DIRECTIONS >> The records that follow are to be transcribed in full, without their images.

─── SUPPLIED MATERIAL

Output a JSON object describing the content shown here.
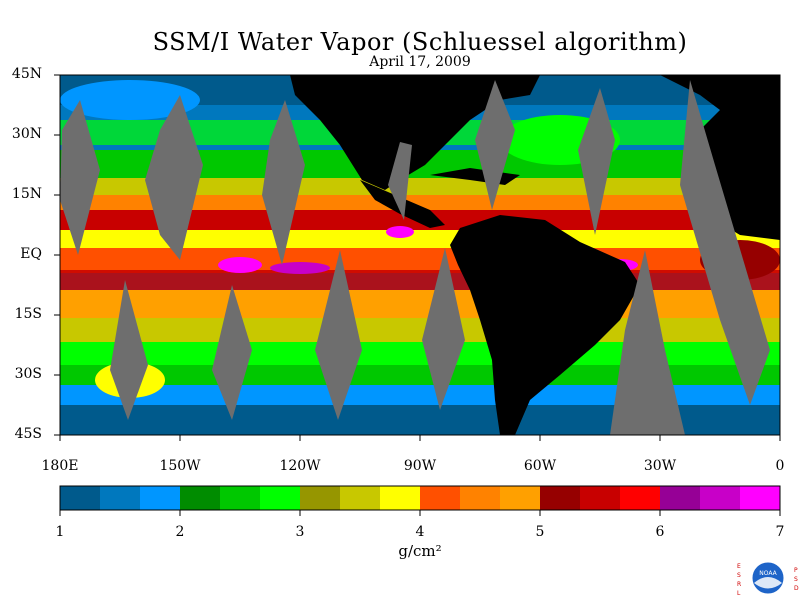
{
  "title": "SSM/I Water Vapor (Schluessel algorithm)",
  "subtitle": "April 17, 2009",
  "map": {
    "lon_range": [
      -180,
      0
    ],
    "lat_range": [
      -45,
      45
    ],
    "lat_labels": [
      "45N",
      "30N",
      "15N",
      "EQ",
      "15S",
      "30S",
      "45S"
    ],
    "lat_values": [
      45,
      30,
      15,
      0,
      -15,
      -30,
      -45
    ],
    "lon_labels": [
      "180E",
      "150W",
      "120W",
      "90W",
      "60W",
      "30W",
      "0"
    ],
    "lon_values": [
      -180,
      -150,
      -120,
      -90,
      -60,
      -30,
      0
    ],
    "land_color": "#000000",
    "missing_data_color": "#6e6e6e"
  },
  "colorbar": {
    "unit": "g/cm²",
    "tick_labels": [
      "1",
      "2",
      "3",
      "4",
      "5",
      "6",
      "7"
    ],
    "range": [
      1,
      7
    ],
    "colors": [
      "#005a8c",
      "#0078be",
      "#0096ff",
      "#008c00",
      "#00c800",
      "#00ff00",
      "#969600",
      "#c8c800",
      "#ffff00",
      "#ff5000",
      "#ff8200",
      "#ffa000",
      "#960000",
      "#c80000",
      "#ff0000",
      "#960096",
      "#c800c8",
      "#ff00ff"
    ]
  },
  "logo": {
    "left_text": "ESRL",
    "right_text": "PSD",
    "center_text": "NOAA"
  }
}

──────

RESULT >>
Output a JSON object describing the content shown here.
{
  "title": "SSM/I Water Vapor (Schluessel algorithm)",
  "subtitle": "April 17, 2009",
  "map": {
    "lon_range": [
      -180,
      0
    ],
    "lat_range": [
      -45,
      45
    ],
    "lat_labels": [
      "45N",
      "30N",
      "15N",
      "EQ",
      "15S",
      "30S",
      "45S"
    ],
    "lat_values": [
      45,
      30,
      15,
      0,
      -15,
      -30,
      -45
    ],
    "lon_labels": [
      "180E",
      "150W",
      "120W",
      "90W",
      "60W",
      "30W",
      "0"
    ],
    "lon_values": [
      -180,
      -150,
      -120,
      -90,
      -60,
      -30,
      0
    ],
    "land_color": "#000000",
    "missing_data_color": "#6e6e6e"
  },
  "colorbar": {
    "unit": "g/cm²",
    "tick_labels": [
      "1",
      "2",
      "3",
      "4",
      "5",
      "6",
      "7"
    ],
    "range": [
      1,
      7
    ],
    "colors": [
      "#005a8c",
      "#0078be",
      "#0096ff",
      "#008c00",
      "#00c800",
      "#00ff00",
      "#969600",
      "#c8c800",
      "#ffff00",
      "#ff5000",
      "#ff8200",
      "#ffa000",
      "#960000",
      "#c80000",
      "#ff0000",
      "#960096",
      "#c800c8",
      "#ff00ff"
    ]
  },
  "logo": {
    "left_text": "ESRL",
    "right_text": "PSD",
    "center_text": "NOAA"
  }
}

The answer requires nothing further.